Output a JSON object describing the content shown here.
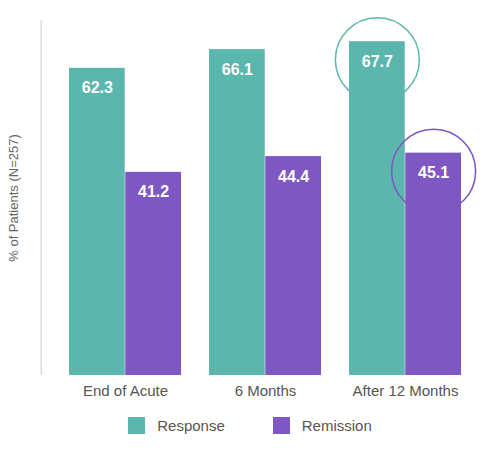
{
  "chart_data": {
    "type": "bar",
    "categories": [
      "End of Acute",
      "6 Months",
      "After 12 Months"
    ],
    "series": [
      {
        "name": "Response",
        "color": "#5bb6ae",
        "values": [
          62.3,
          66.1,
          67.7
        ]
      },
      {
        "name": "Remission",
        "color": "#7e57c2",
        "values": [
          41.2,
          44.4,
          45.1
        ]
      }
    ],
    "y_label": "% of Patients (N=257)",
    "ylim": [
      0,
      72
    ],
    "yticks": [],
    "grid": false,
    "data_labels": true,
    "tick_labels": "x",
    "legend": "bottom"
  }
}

---

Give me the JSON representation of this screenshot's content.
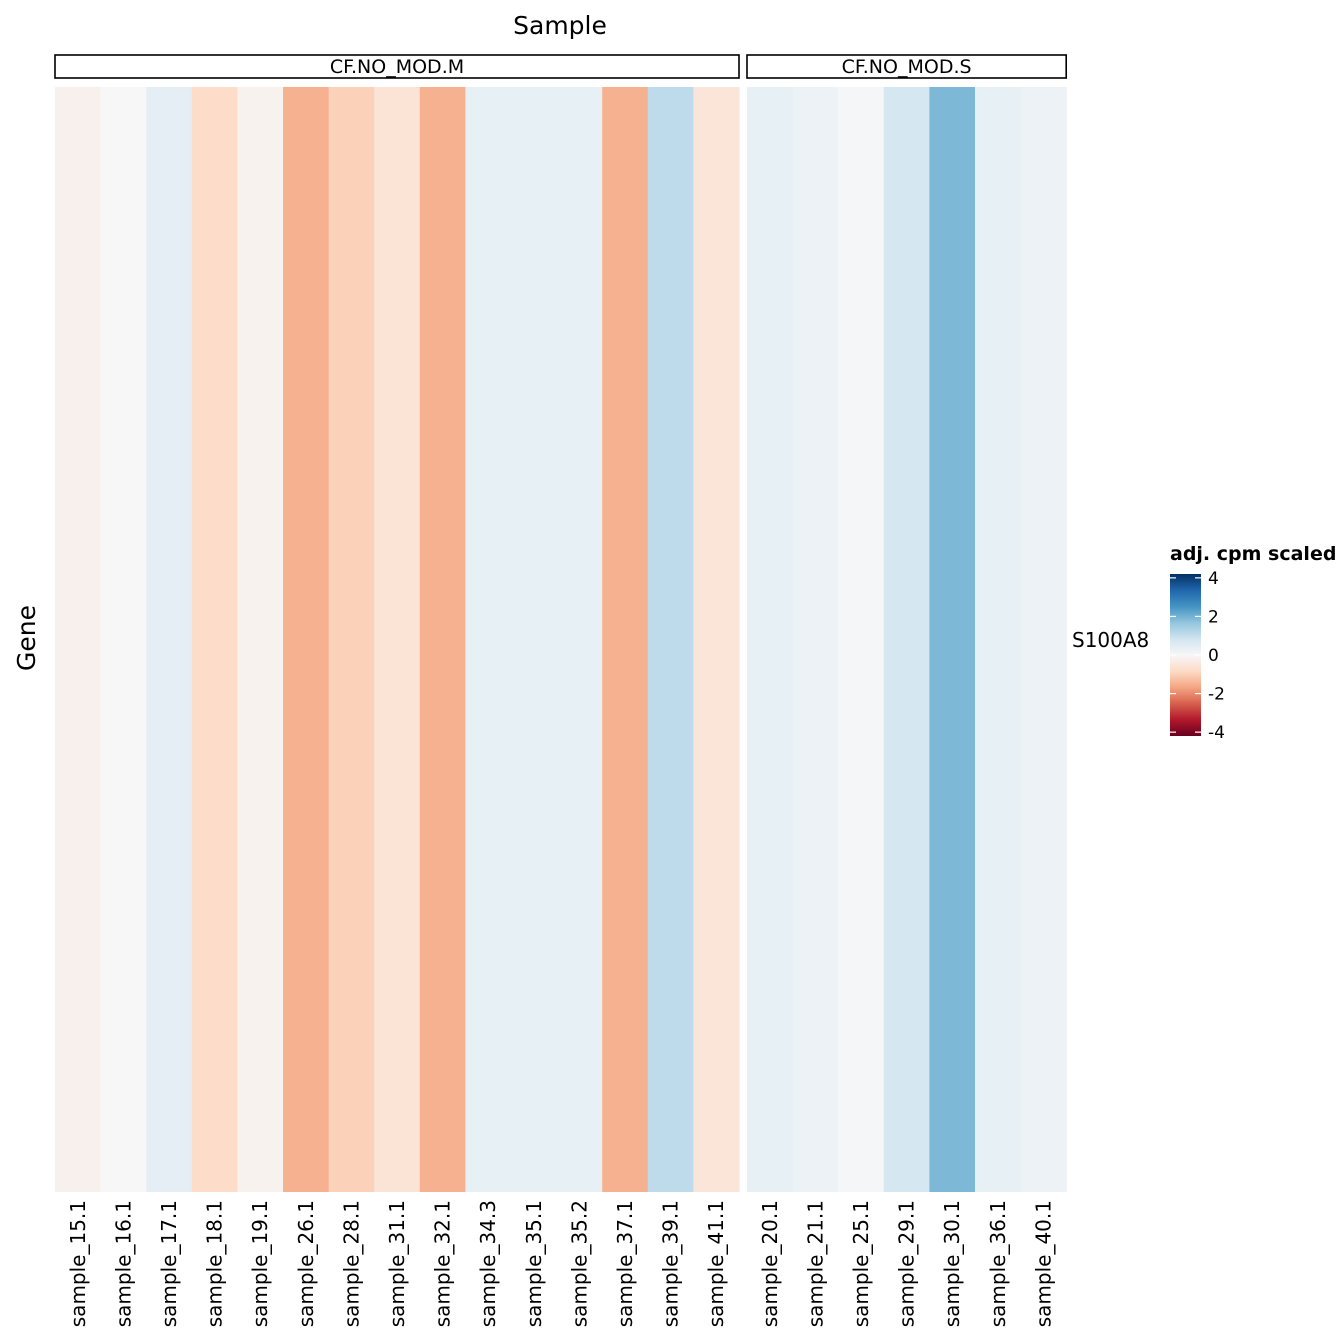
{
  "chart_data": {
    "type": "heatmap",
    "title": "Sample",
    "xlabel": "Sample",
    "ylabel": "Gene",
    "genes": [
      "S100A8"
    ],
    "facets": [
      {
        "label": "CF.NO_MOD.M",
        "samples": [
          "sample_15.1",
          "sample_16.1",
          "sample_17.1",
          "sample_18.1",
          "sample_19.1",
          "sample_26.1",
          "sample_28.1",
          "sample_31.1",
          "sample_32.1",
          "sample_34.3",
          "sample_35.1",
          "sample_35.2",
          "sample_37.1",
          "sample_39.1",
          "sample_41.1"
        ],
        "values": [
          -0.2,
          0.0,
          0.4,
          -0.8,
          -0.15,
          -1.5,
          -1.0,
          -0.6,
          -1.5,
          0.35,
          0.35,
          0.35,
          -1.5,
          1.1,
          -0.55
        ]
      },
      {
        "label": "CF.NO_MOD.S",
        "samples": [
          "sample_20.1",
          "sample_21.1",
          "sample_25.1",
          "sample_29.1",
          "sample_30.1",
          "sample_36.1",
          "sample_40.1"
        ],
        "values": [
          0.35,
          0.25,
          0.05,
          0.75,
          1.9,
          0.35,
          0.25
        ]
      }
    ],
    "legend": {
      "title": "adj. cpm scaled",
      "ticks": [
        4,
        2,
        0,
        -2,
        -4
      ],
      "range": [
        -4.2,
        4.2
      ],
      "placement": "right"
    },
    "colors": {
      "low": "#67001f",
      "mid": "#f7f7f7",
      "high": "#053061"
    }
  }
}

[WHAT YOU SHOULD DO]: Using only the data above, copy out the lines that include the word "content".

[RESPONSE BELOW]:
Output a JSON object describing the content shown here.
Give me the JSON representation of this screenshot's content.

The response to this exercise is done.